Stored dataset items
_ _ _ _ _
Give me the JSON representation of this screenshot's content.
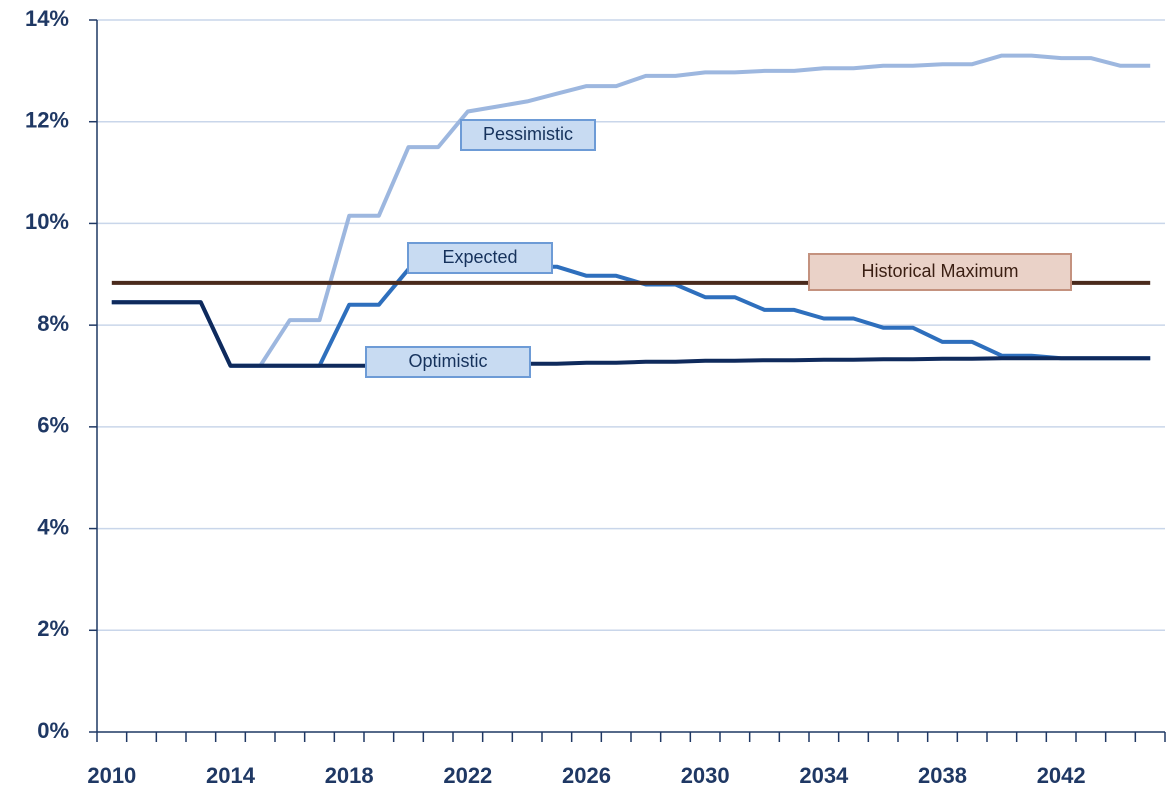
{
  "chart_data": {
    "type": "line",
    "categories": [
      "2010",
      null,
      null,
      null,
      "2014",
      null,
      null,
      null,
      "2018",
      null,
      null,
      null,
      "2022",
      null,
      null,
      null,
      "2026",
      null,
      null,
      null,
      "2030",
      null,
      null,
      null,
      "2034",
      null,
      null,
      null,
      "2038",
      null,
      null,
      null,
      "2042",
      null,
      null,
      null
    ],
    "series": [
      {
        "name": "Pessimistic",
        "color": "#9db7df",
        "values": [
          8.45,
          8.45,
          8.45,
          8.45,
          7.2,
          7.2,
          8.1,
          8.1,
          10.15,
          10.15,
          11.5,
          11.5,
          12.2,
          12.3,
          12.4,
          12.55,
          12.7,
          12.7,
          12.9,
          12.9,
          12.97,
          12.97,
          13.0,
          13.0,
          13.05,
          13.05,
          13.1,
          13.1,
          13.13,
          13.13,
          13.3,
          13.3,
          13.25,
          13.25,
          13.1,
          13.1
        ]
      },
      {
        "name": "Expected",
        "color": "#2e6fbd",
        "values": [
          8.45,
          8.45,
          8.45,
          8.45,
          7.2,
          7.2,
          7.2,
          7.2,
          8.4,
          8.4,
          9.1,
          9.1,
          9.15,
          9.15,
          9.15,
          9.15,
          8.97,
          8.97,
          8.8,
          8.8,
          8.55,
          8.55,
          8.3,
          8.3,
          8.13,
          8.13,
          7.95,
          7.95,
          7.67,
          7.67,
          7.4,
          7.4,
          7.35,
          7.35,
          7.35,
          7.35
        ]
      },
      {
        "name": "Optimistic",
        "color": "#0f2a5c",
        "values": [
          8.45,
          8.45,
          8.45,
          8.45,
          7.2,
          7.2,
          7.2,
          7.2,
          7.2,
          7.2,
          7.22,
          7.22,
          7.23,
          7.23,
          7.24,
          7.24,
          7.26,
          7.26,
          7.28,
          7.28,
          7.3,
          7.3,
          7.31,
          7.31,
          7.32,
          7.32,
          7.33,
          7.33,
          7.34,
          7.34,
          7.35,
          7.35,
          7.35,
          7.35,
          7.35,
          7.35
        ]
      },
      {
        "name": "Historical Maximum",
        "color": "#4a2a1c",
        "values": [
          8.83,
          8.83,
          8.83,
          8.83,
          8.83,
          8.83,
          8.83,
          8.83,
          8.83,
          8.83,
          8.83,
          8.83,
          8.83,
          8.83,
          8.83,
          8.83,
          8.83,
          8.83,
          8.83,
          8.83,
          8.83,
          8.83,
          8.83,
          8.83,
          8.83,
          8.83,
          8.83,
          8.83,
          8.83,
          8.83,
          8.83,
          8.83,
          8.83,
          8.83,
          8.83,
          8.83
        ]
      }
    ],
    "ylim": [
      0,
      14
    ],
    "yticks": [
      {
        "value": 0,
        "label": "0%"
      },
      {
        "value": 2,
        "label": "2%"
      },
      {
        "value": 4,
        "label": "4%"
      },
      {
        "value": 6,
        "label": "6%"
      },
      {
        "value": 8,
        "label": "8%"
      },
      {
        "value": 10,
        "label": "10%"
      },
      {
        "value": 12,
        "label": "12%"
      },
      {
        "value": 14,
        "label": "14%"
      }
    ],
    "grid": true
  }
}
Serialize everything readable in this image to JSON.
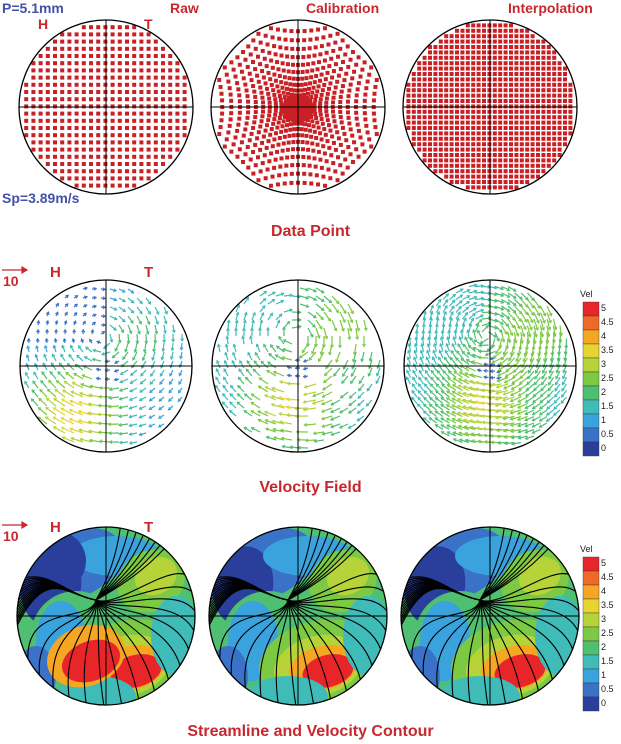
{
  "params": {
    "pressure": "P=5.1mm",
    "speed": "Sp=3.89m/s"
  },
  "columns": {
    "raw": "Raw",
    "calibration": "Calibration",
    "interpolation": "Interpolation"
  },
  "markers": {
    "h": "H",
    "t": "T"
  },
  "scale_label": "10",
  "sections": {
    "data_point": "Data Point",
    "velocity_field": "Velocity Field",
    "streamline": "Streamline and Velocity Contour"
  },
  "legend": {
    "title": "Vel",
    "values": [
      "5",
      "4.5",
      "4",
      "3.5",
      "3",
      "2.5",
      "2",
      "1.5",
      "1",
      "0.5",
      "0"
    ],
    "colors": [
      "#e8262a",
      "#f06a26",
      "#f5a623",
      "#e8d430",
      "#b6d43a",
      "#7cc943",
      "#4fbf72",
      "#3fbcb8",
      "#3aa2dc",
      "#3a72c8",
      "#2a3f9c"
    ]
  },
  "colors": {
    "label_red": "#c8282d",
    "label_blue": "#4252a8",
    "point_red": "#c82024"
  }
}
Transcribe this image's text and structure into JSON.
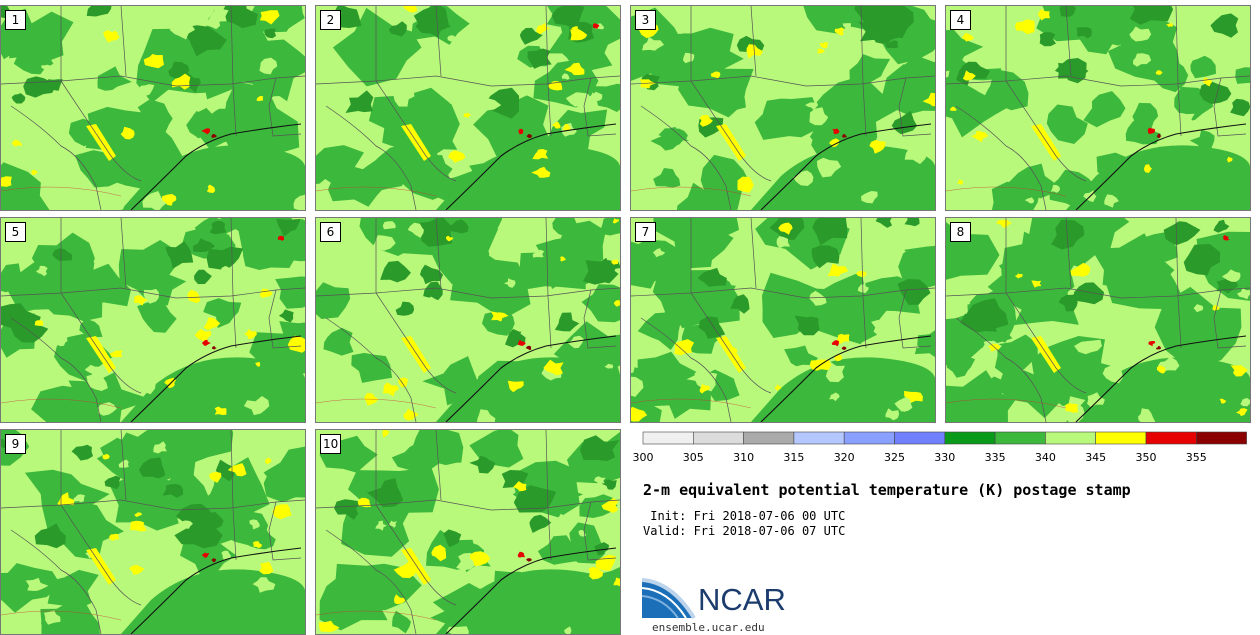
{
  "panels": [
    {
      "label": "1"
    },
    {
      "label": "2"
    },
    {
      "label": "3"
    },
    {
      "label": "4"
    },
    {
      "label": "5"
    },
    {
      "label": "6"
    },
    {
      "label": "7"
    },
    {
      "label": "8"
    },
    {
      "label": "9"
    },
    {
      "label": "10"
    }
  ],
  "colorbar": {
    "tick_labels": [
      "300",
      "305",
      "310",
      "315",
      "320",
      "325",
      "330",
      "335",
      "340",
      "345",
      "350",
      "355"
    ],
    "bins": [
      {
        "min": 300,
        "max": 305,
        "color": "#f0f0f0"
      },
      {
        "min": 305,
        "max": 310,
        "color": "#dcdcdc"
      },
      {
        "min": 310,
        "max": 315,
        "color": "#aaaaaa"
      },
      {
        "min": 315,
        "max": 320,
        "color": "#b4c8ff"
      },
      {
        "min": 320,
        "max": 325,
        "color": "#8aa0ff"
      },
      {
        "min": 325,
        "max": 330,
        "color": "#7080ff"
      },
      {
        "min": 330,
        "max": 335,
        "color": "#0a9a19"
      },
      {
        "min": 335,
        "max": 340,
        "color": "#3cb83c"
      },
      {
        "min": 340,
        "max": 345,
        "color": "#b8f87a"
      },
      {
        "min": 345,
        "max": 350,
        "color": "#ffff00"
      },
      {
        "min": 350,
        "max": 355,
        "color": "#e60000"
      },
      {
        "min": 355,
        "max": 360,
        "color": "#8b0000"
      }
    ]
  },
  "title": "2-m equivalent potential temperature (K) postage stamp",
  "init_label": " Init: Fri 2018-07-06 00 UTC",
  "valid_label": "Valid: Fri 2018-07-06 07 UTC",
  "logo": {
    "wordmark": "NCAR",
    "url": "ensemble.ucar.edu"
  },
  "colors": {
    "dark_green": "#2a9a2a",
    "mid_green": "#3cb83c",
    "light_green": "#b8f87a",
    "yellow": "#ffff00",
    "red": "#e60000",
    "dark_red": "#8b0000"
  }
}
_ _ _ _ _
Copy every record above exactly as written, but leave out the pictures.

Answer to this exercise
Give me the JSON representation of this screenshot's content.
{
  "chart_data": {
    "type": "line",
    "categories": [
      "2010",
      null,
      null,
      null,
      "2014",
      null,
      null,
      null,
      "2018",
      null,
      null,
      null,
      "2022",
      null,
      null,
      null,
      "2026",
      null,
      null,
      null,
      "2030",
      null,
      null,
      null,
      "2034",
      null,
      null,
      null,
      "2038",
      null,
      null,
      null,
      "2042",
      null,
      null,
      null
    ],
    "series": [
      {
        "name": "Pessimistic",
        "color": "#9db7df",
        "values": [
          8.45,
          8.45,
          8.45,
          8.45,
          7.2,
          7.2,
          8.1,
          8.1,
          10.15,
          10.15,
          11.5,
          11.5,
          12.2,
          12.3,
          12.4,
          12.55,
          12.7,
          12.7,
          12.9,
          12.9,
          12.97,
          12.97,
          13.0,
          13.0,
          13.05,
          13.05,
          13.1,
          13.1,
          13.13,
          13.13,
          13.3,
          13.3,
          13.25,
          13.25,
          13.1,
          13.1
        ]
      },
      {
        "name": "Expected",
        "color": "#2e6fbd",
        "values": [
          8.45,
          8.45,
          8.45,
          8.45,
          7.2,
          7.2,
          7.2,
          7.2,
          8.4,
          8.4,
          9.1,
          9.1,
          9.15,
          9.15,
          9.15,
          9.15,
          8.97,
          8.97,
          8.8,
          8.8,
          8.55,
          8.55,
          8.3,
          8.3,
          8.13,
          8.13,
          7.95,
          7.95,
          7.67,
          7.67,
          7.4,
          7.4,
          7.35,
          7.35,
          7.35,
          7.35
        ]
      },
      {
        "name": "Optimistic",
        "color": "#0f2a5c",
        "values": [
          8.45,
          8.45,
          8.45,
          8.45,
          7.2,
          7.2,
          7.2,
          7.2,
          7.2,
          7.2,
          7.22,
          7.22,
          7.23,
          7.23,
          7.24,
          7.24,
          7.26,
          7.26,
          7.28,
          7.28,
          7.3,
          7.3,
          7.31,
          7.31,
          7.32,
          7.32,
          7.33,
          7.33,
          7.34,
          7.34,
          7.35,
          7.35,
          7.35,
          7.35,
          7.35,
          7.35
        ]
      },
      {
        "name": "Historical Maximum",
        "color": "#4a2a1c",
        "values": [
          8.83,
          8.83,
          8.83,
          8.83,
          8.83,
          8.83,
          8.83,
          8.83,
          8.83,
          8.83,
          8.83,
          8.83,
          8.83,
          8.83,
          8.83,
          8.83,
          8.83,
          8.83,
          8.83,
          8.83,
          8.83,
          8.83,
          8.83,
          8.83,
          8.83,
          8.83,
          8.83,
          8.83,
          8.83,
          8.83,
          8.83,
          8.83,
          8.83,
          8.83,
          8.83,
          8.83
        ]
      }
    ],
    "ylim": [
      0,
      14
    ],
    "yticks": [
      {
        "value": 0,
        "label": "0%"
      },
      {
        "value": 2,
        "label": "2%"
      },
      {
        "value": 4,
        "label": "4%"
      },
      {
        "value": 6,
        "label": "6%"
      },
      {
        "value": 8,
        "label": "8%"
      },
      {
        "value": 10,
        "label": "10%"
      },
      {
        "value": 12,
        "label": "12%"
      },
      {
        "value": 14,
        "label": "14%"
      }
    ],
    "grid": true
  }
}
Serialize everything readable in this image to JSON.
{
  "params": {
    "pressure": "P=5.1mm",
    "speed": "Sp=3.89m/s"
  },
  "columns": {
    "raw": "Raw",
    "calibration": "Calibration",
    "interpolation": "Interpolation"
  },
  "markers": {
    "h": "H",
    "t": "T"
  },
  "scale_label": "10",
  "sections": {
    "data_point": "Data Point",
    "velocity_field": "Velocity Field",
    "streamline": "Streamline and Velocity Contour"
  },
  "legend": {
    "title": "Vel",
    "values": [
      "5",
      "4.5",
      "4",
      "3.5",
      "3",
      "2.5",
      "2",
      "1.5",
      "1",
      "0.5",
      "0"
    ],
    "colors": [
      "#e8262a",
      "#f06a26",
      "#f5a623",
      "#e8d430",
      "#b6d43a",
      "#7cc943",
      "#4fbf72",
      "#3fbcb8",
      "#3aa2dc",
      "#3a72c8",
      "#2a3f9c"
    ]
  },
  "colors": {
    "label_red": "#c8282d",
    "label_blue": "#4252a8",
    "point_red": "#c82024"
  }
}
Transcribe this image's text and structure into JSON.
{
  "panels": [
    {
      "label": "1"
    },
    {
      "label": "2"
    },
    {
      "label": "3"
    },
    {
      "label": "4"
    },
    {
      "label": "5"
    },
    {
      "label": "6"
    },
    {
      "label": "7"
    },
    {
      "label": "8"
    },
    {
      "label": "9"
    },
    {
      "label": "10"
    }
  ],
  "colorbar": {
    "tick_labels": [
      "300",
      "305",
      "310",
      "315",
      "320",
      "325",
      "330",
      "335",
      "340",
      "345",
      "350",
      "355"
    ],
    "bins": [
      {
        "min": 300,
        "max": 305,
        "color": "#f0f0f0"
      },
      {
        "min": 305,
        "max": 310,
        "color": "#dcdcdc"
      },
      {
        "min": 310,
        "max": 315,
        "color": "#aaaaaa"
      },
      {
        "min": 315,
        "max": 320,
        "color": "#b4c8ff"
      },
      {
        "min": 320,
        "max": 325,
        "color": "#8aa0ff"
      },
      {
        "min": 325,
        "max": 330,
        "color": "#7080ff"
      },
      {
        "min": 330,
        "max": 335,
        "color": "#0a9a19"
      },
      {
        "min": 335,
        "max": 340,
        "color": "#3cb83c"
      },
      {
        "min": 340,
        "max": 345,
        "color": "#b8f87a"
      },
      {
        "min": 345,
        "max": 350,
        "color": "#ffff00"
      },
      {
        "min": 350,
        "max": 355,
        "color": "#e60000"
      },
      {
        "min": 355,
        "max": 360,
        "color": "#8b0000"
      }
    ]
  },
  "title": "2-m equivalent potential temperature (K) postage stamp",
  "init_label": " Init: Fri 2018-07-06 00 UTC",
  "valid_label": "Valid: Fri 2018-07-06 07 UTC",
  "logo": {
    "wordmark": "NCAR",
    "url": "ensemble.ucar.edu"
  },
  "colors": {
    "dark_green": "#2a9a2a",
    "mid_green": "#3cb83c",
    "light_green": "#b8f87a",
    "yellow": "#ffff00",
    "red": "#e60000",
    "dark_red": "#8b0000"
  }
}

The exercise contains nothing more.